* **TEXTO FORNECIDO**
********

A designação "Aguadeiro" consta na ficha de inventário dactilografada como Nome Local.
Referência à Oficina Olaria Alfacinha:
Caetano Augusto da Conceição, natural de Lisboa e educado na Casa Pia de Évora onde concluiu o seu curso de carpinteiro-marceneiro, fixou-se em Estremoz em 1868, onde adquiriu a alcunha de Alfacinha.
José Perninha, mestre oleiro e seu vizinho, cedo lhe incutiu o gosto e interesse pelo barro e sua arte, realizando em conjunto alguns trabalhos artísticos.
A sua inclinação pela arte do barro depressa se fez notar, acabando por orientar a sua vida profissional para a área da cerâmica.
Montou assim, uma oficina - Oficina Alfacinha - no histórico bairro do Castelo, na Rua do Arco, onde passou a residir.
Juntou-se a Joaquim Firme e a outros oleiros experientes, e com os seus filhos constituiu o seu legado em trabalhos de barro, criando e experimentando novos modelos e técnicas.
Em 1884 e em 1888, Caetano da Conceição viu o seu trabalho distinguido com prémios e medalhas em exposições nacionais.
No entanto, a morte do seu filho mais velho foi um duro golpe para o fundador da Olaria Alfacinha, tanto a nível afectivo como profissional, pois passados poucos anos, a 29 de Junho de 1902, veio a falecer.

********

* **EXCERTOS DE DADOS**
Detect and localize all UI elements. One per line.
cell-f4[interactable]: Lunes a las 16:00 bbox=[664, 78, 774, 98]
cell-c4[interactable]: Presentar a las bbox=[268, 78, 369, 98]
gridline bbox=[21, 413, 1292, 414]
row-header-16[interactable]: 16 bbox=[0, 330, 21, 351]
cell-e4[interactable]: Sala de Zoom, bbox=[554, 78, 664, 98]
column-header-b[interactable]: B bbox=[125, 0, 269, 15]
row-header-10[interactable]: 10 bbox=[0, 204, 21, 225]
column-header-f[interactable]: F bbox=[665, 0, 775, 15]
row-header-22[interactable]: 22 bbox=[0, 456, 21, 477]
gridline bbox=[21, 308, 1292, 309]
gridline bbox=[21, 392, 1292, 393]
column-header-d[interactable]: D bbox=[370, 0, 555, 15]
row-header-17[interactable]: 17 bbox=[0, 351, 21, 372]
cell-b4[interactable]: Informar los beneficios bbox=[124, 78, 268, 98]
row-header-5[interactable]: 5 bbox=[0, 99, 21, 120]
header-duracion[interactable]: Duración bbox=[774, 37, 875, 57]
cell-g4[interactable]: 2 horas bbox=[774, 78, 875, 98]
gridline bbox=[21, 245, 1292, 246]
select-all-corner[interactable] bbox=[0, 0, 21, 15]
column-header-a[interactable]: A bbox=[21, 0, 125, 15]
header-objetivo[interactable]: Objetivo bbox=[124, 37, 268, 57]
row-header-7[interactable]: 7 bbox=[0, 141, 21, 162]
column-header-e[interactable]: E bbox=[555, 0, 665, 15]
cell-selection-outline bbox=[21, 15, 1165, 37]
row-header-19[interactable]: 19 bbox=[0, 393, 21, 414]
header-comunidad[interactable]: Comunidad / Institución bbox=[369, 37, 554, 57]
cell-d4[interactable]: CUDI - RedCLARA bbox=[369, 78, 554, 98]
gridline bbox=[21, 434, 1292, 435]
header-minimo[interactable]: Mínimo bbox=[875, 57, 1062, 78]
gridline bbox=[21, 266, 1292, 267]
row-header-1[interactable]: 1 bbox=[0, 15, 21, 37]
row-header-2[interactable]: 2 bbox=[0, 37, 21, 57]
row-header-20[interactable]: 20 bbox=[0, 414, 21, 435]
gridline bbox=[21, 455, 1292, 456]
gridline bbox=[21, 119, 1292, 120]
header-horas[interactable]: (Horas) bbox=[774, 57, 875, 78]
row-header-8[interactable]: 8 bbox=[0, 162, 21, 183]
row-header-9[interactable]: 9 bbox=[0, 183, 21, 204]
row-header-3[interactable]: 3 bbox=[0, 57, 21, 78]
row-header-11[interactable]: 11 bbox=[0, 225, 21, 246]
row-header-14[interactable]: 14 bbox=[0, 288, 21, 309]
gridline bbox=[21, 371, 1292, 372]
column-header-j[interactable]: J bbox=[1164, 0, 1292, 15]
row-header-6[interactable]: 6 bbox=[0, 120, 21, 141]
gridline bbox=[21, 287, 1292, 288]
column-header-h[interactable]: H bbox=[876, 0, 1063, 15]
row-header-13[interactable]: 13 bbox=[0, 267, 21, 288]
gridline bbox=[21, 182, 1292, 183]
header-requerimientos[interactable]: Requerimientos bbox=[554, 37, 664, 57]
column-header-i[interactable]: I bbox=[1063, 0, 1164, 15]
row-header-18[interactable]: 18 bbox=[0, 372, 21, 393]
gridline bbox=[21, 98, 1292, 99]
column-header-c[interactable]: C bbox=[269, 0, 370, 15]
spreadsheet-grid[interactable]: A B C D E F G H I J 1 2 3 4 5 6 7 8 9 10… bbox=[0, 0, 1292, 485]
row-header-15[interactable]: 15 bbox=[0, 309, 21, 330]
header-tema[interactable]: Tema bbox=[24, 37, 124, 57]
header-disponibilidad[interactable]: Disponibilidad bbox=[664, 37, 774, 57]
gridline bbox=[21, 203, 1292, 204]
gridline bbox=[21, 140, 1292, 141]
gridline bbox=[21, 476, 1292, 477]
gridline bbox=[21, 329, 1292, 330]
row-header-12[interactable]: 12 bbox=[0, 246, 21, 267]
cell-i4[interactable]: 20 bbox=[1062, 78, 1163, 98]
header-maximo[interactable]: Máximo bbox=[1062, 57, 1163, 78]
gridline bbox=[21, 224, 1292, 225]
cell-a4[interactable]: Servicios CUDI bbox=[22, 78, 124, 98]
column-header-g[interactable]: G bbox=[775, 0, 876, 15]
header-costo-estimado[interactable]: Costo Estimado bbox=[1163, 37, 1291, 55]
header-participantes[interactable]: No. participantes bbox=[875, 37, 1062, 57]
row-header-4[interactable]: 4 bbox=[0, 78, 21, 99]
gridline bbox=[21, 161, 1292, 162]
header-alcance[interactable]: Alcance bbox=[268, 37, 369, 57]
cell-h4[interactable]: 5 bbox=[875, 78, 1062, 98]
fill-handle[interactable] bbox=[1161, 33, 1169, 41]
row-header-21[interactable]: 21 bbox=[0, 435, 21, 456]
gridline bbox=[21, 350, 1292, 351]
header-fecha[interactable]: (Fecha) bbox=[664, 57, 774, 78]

********

* **TRABALHO A FAZER**
Transcreva, por favor, na íntegra e sem alterações o texto sobre a Olaria Alfacinha. Os registos provêm de uma fonte diferente da do texto.

* **RESPOSTA**
A designação "Aguadeiro" consta na ficha de inventário dactilografada como Nome Local.
Referência à Oficina Olaria Alfacinha:
Caetano Augusto da Conceição, natural de Lisboa e educado na Casa Pia de Évora onde concluiu o seu curso de carpinteiro-marceneiro, fixou-se em Estremoz em 1868, onde adquiriu a alcunha de Alfacinha.
José Perninha, mestre oleiro e seu vizinho, cedo lhe incutiu o gosto e interesse pelo barro e sua arte, realizando em conjunto alguns trabalhos artísticos.
A sua inclinação pela arte do barro depressa se fez notar, acabando por orientar a sua vida profissional para a área da cerâmica.
Montou assim, uma oficina - Oficina Alfacinha - no histórico bairro do Castelo, na Rua do Arco, onde passou a residir.
Juntou-se a Joaquim Firme e a outros oleiros experientes, e com os seus filhos constituiu o seu legado em trabalhos de barro, criando e experimentando novos modelos e técnicas.
Em 1884 e em 1888, Caetano da Conceição viu o seu trabalho distinguido com prémios e medalhas em exposições nacionais.
No entanto, a morte do seu filho mais velho foi um duro golpe para o fundador da Olaria Alfacinha, tanto a nível afectivo como profissional, pois passados poucos anos, a 29 de Junho de 1902, veio a falecer.